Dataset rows
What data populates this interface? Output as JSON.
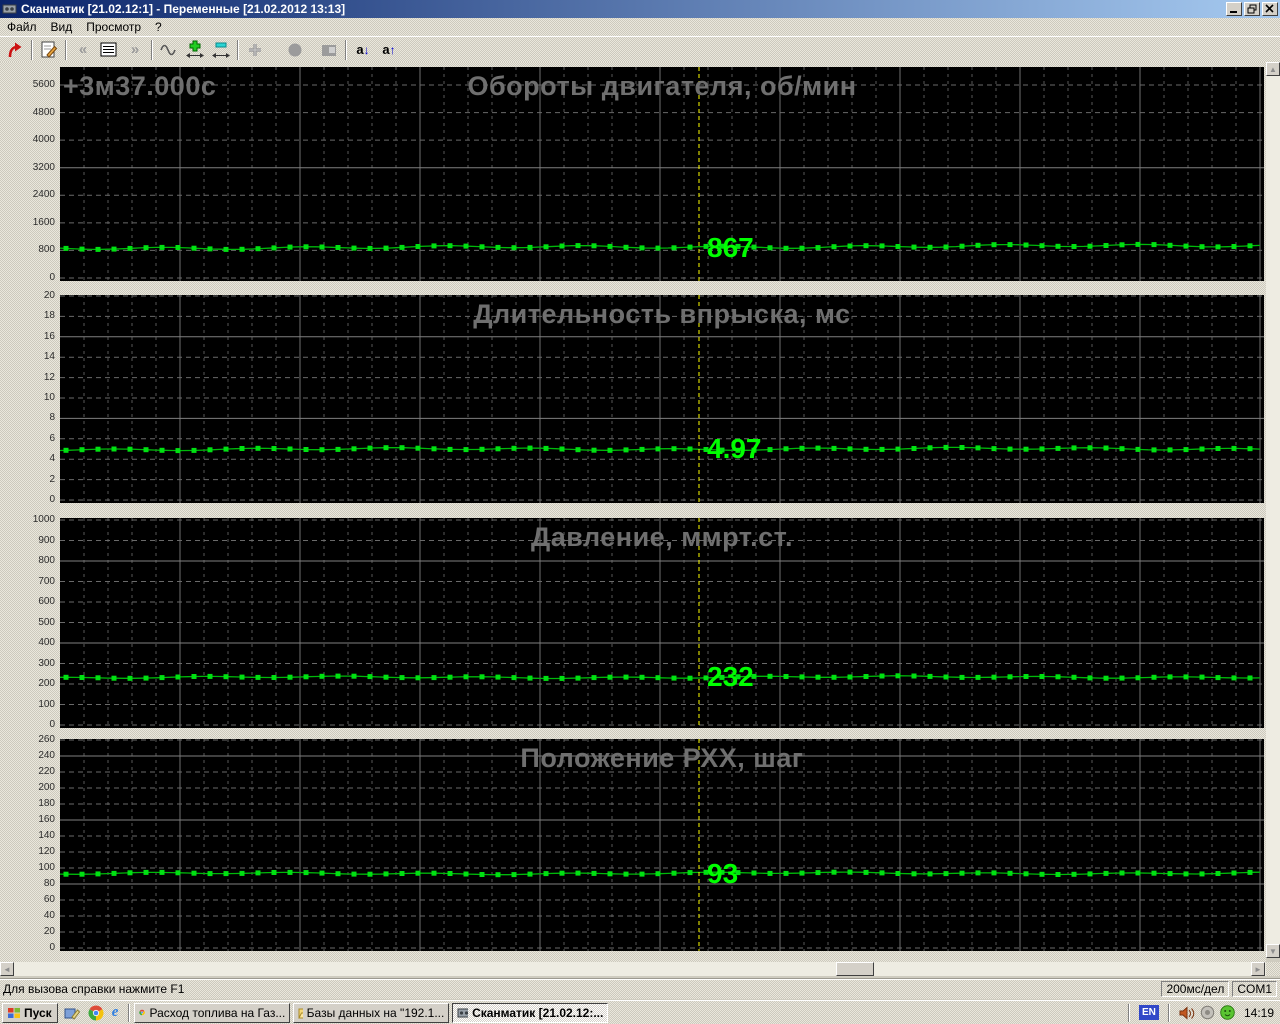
{
  "window": {
    "title": "Сканматик [21.02.12:1] - Переменные [21.02.2012  13:13]"
  },
  "menu": {
    "items": [
      "Файл",
      "Вид",
      "Просмотр",
      "?"
    ]
  },
  "toolbar": {
    "glyphs": {
      "prev": "«",
      "next": "»",
      "letter": "a",
      "arrow_down": "↓",
      "arrow_up": "↑"
    }
  },
  "cursor": {
    "label": "+3м37.000с"
  },
  "chart_data": [
    {
      "type": "line",
      "title": "Обороты двигателя, об/мин",
      "ylabel": "об/мин",
      "ylim": [
        0,
        5600
      ],
      "ytick_step": 800,
      "yticks": [
        5600,
        4800,
        4000,
        3200,
        2400,
        1600,
        800,
        0
      ],
      "x_scale_per_div": "200мс/дел",
      "grid": "dashed, solid every 4th division",
      "cursor_value": 867,
      "cursor_value_label": "867",
      "series": [
        {
          "name": "Обороты двигателя",
          "shape": "approximately constant",
          "value": 867
        }
      ]
    },
    {
      "type": "line",
      "title": "Длительность впрыска, мс",
      "ylabel": "мс",
      "ylim": [
        0,
        20
      ],
      "ytick_step": 2,
      "yticks": [
        20,
        18,
        16,
        14,
        12,
        10,
        8,
        6,
        4,
        2,
        0
      ],
      "x_scale_per_div": "200мс/дел",
      "grid": "dashed, solid every 4th division",
      "cursor_value": 4.97,
      "cursor_value_label": "4.97",
      "series": [
        {
          "name": "Длительность впрыска",
          "shape": "approximately constant",
          "value": 4.97
        }
      ]
    },
    {
      "type": "line",
      "title": "Давление, ммрт.ст.",
      "ylabel": "ммрт.ст.",
      "ylim": [
        0,
        1000
      ],
      "ytick_step": 100,
      "yticks": [
        1000,
        900,
        800,
        700,
        600,
        500,
        400,
        300,
        200,
        100,
        0
      ],
      "x_scale_per_div": "200мс/дел",
      "grid": "dashed, solid every 4th division",
      "cursor_value": 232,
      "cursor_value_label": "232",
      "series": [
        {
          "name": "Давление",
          "shape": "approximately constant",
          "value": 232
        }
      ]
    },
    {
      "type": "line",
      "title": "Положение РХХ, шаг",
      "ylabel": "шаг",
      "ylim": [
        0,
        260
      ],
      "ytick_step": 20,
      "yticks": [
        260,
        240,
        220,
        200,
        180,
        160,
        140,
        120,
        100,
        80,
        60,
        40,
        20,
        0
      ],
      "x_scale_per_div": "200мс/дел",
      "grid": "dashed, solid every 4th division",
      "cursor_value": 93,
      "cursor_value_label": "93",
      "series": [
        {
          "name": "Положение РХХ",
          "shape": "approximately constant",
          "value": 93
        }
      ]
    }
  ],
  "colors": {
    "trace": "#00e112",
    "value_text": "#00ff00",
    "cursor_line": "#ffff00",
    "chart_title": "#6f6f6f",
    "chart_bg": "#000000",
    "titlebar_start": "#0a246a",
    "titlebar_end": "#a6caf0"
  },
  "status_bar": {
    "help_text": "Для вызова справки нажмите F1",
    "time_scale": "200мс/дел",
    "port": "COM1"
  },
  "taskbar": {
    "start_label": "Пуск",
    "buttons": [
      {
        "icon": "chrome-icon",
        "label": "Расход топлива на Газ...",
        "active": false
      },
      {
        "icon": "folder-icon",
        "label": "Базы данных на \"192.1...",
        "active": false
      },
      {
        "icon": "scanmatic-icon",
        "label": "Сканматик [21.02.12:...",
        "active": true
      }
    ],
    "tray": {
      "lang": "EN",
      "clock": "14:19"
    }
  }
}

[Goal]: Locate the lines above that contain "Давление" and copy them.

[Exercise response]:
      "title": "Давление, ммрт.ст.",
          "name": "Давление",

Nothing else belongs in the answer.